EXERCISE INSTRUCTIONS: Go through the entries below and copy each line containing the word "name".

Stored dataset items

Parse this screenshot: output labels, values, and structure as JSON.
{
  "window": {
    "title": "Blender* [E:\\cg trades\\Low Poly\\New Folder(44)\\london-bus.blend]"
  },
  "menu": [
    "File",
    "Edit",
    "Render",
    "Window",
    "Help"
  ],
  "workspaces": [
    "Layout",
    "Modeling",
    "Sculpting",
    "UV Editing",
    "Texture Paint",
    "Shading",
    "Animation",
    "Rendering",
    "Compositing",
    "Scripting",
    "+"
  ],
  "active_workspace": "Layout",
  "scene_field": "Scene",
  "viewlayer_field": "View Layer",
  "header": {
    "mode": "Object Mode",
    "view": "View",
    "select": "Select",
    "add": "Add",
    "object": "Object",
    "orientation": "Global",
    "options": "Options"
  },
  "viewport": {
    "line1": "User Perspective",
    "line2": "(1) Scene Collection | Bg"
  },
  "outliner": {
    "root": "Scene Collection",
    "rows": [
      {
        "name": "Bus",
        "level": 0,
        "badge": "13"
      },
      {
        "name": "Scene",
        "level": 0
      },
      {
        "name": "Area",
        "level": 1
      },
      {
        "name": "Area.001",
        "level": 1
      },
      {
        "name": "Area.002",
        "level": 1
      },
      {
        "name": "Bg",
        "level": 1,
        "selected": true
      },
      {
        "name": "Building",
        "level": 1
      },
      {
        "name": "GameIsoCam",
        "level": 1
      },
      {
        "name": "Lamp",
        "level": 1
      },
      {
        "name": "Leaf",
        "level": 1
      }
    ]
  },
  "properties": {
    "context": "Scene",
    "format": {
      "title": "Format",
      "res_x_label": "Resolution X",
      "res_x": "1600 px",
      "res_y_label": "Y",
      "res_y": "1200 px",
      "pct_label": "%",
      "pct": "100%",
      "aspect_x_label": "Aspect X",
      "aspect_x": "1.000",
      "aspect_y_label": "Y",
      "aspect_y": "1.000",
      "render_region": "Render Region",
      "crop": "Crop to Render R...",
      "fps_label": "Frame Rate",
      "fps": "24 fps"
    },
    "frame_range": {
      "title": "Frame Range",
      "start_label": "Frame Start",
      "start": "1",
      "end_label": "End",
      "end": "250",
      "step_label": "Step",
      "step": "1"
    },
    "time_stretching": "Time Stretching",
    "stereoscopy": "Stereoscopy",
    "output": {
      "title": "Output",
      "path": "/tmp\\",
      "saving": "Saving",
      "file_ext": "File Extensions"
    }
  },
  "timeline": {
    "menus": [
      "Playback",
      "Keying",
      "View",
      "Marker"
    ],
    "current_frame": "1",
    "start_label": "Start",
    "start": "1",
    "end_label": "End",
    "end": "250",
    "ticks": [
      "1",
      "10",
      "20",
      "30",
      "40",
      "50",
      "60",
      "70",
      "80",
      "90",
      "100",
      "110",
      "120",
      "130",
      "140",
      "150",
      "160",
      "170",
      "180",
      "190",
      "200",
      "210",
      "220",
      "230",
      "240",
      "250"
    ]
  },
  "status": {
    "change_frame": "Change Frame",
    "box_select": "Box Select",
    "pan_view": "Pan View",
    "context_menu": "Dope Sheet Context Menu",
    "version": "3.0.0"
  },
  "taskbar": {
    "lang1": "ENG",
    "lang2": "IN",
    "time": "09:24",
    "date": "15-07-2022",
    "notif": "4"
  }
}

SOLUTION TO THE PROBLEM:
        "name": "Bus",
        "name": "Scene",
        "name": "Area",
        "name": "Area.001",
        "name": "Area.002",
        "name": "Bg",
        "name": "Building",
        "name": "GameIsoCam",
        "name": "Lamp",
        "name": "Leaf",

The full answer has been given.